> To be done
Find every line in the records that holds the string "Ozisses". Copy each one.

> Supplied records
******************************

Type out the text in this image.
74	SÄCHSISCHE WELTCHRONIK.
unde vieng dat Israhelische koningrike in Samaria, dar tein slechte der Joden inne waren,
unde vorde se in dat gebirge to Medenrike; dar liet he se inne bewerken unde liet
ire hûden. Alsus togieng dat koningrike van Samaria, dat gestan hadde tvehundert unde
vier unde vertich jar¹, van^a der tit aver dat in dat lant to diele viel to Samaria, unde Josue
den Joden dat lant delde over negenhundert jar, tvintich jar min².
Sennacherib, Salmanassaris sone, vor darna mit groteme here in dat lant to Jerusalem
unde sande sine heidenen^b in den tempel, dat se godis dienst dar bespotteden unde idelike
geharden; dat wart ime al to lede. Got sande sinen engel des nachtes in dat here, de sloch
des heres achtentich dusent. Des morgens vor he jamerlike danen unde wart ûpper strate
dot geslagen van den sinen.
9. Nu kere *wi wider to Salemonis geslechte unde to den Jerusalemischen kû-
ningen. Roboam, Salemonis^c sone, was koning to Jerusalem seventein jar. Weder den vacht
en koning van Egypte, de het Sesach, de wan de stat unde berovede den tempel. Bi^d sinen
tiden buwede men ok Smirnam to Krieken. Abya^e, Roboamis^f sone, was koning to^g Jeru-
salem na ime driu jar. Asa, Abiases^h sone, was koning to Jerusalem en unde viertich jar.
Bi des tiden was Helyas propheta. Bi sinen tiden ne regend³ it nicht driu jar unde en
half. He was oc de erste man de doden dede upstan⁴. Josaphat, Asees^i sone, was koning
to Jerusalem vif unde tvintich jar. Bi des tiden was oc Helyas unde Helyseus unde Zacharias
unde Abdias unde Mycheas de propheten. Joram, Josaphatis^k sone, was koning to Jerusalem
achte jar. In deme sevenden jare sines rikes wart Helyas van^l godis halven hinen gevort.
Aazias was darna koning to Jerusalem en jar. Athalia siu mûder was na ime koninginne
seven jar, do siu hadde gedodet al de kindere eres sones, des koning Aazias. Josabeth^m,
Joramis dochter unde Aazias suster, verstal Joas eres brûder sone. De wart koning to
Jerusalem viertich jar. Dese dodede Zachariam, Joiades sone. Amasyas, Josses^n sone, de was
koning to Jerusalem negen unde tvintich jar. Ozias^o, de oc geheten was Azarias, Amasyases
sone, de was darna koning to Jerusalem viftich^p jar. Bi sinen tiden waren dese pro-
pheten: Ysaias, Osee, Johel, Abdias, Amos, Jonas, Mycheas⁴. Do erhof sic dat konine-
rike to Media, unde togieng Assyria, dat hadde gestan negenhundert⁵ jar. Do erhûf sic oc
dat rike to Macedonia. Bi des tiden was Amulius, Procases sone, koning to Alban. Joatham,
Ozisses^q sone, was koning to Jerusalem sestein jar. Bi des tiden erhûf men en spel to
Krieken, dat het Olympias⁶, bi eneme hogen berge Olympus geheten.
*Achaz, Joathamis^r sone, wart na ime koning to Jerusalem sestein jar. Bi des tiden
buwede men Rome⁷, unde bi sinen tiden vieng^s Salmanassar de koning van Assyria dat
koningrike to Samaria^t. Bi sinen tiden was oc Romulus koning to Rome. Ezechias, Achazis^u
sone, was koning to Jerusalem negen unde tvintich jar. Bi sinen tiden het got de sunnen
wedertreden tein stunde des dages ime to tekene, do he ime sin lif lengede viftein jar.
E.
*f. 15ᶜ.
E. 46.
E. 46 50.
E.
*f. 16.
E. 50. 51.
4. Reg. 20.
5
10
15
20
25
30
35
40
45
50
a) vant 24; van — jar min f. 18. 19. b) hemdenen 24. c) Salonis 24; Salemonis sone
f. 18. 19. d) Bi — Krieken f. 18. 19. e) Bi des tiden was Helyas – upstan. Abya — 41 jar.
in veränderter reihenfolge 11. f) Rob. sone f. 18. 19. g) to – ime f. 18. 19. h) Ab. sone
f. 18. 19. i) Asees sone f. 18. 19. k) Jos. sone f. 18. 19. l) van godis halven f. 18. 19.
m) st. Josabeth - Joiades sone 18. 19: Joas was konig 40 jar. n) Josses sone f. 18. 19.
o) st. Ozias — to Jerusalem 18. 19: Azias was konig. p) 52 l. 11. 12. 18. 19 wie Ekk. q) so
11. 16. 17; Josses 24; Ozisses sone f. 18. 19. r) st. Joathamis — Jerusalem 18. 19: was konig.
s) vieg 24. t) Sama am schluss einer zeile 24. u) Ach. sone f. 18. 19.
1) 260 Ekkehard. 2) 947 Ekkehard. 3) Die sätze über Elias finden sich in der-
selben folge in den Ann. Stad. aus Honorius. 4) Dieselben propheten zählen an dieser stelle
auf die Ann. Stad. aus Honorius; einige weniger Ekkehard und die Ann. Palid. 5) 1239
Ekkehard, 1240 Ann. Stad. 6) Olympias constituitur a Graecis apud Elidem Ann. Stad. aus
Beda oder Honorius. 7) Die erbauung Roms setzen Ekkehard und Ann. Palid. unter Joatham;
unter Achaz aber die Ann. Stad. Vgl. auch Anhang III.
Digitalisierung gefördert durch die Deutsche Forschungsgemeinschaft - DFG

******************************

> Correct answer
Ozisses^q sone, was koning to Jerusalem sestein jar. Bi des tiden erhûf men en spel to
11. 16. 17; Josses 24; Ozisses sone f. 18. 19. r) st. Joathamis — Jerusalem 18. 19: was konig.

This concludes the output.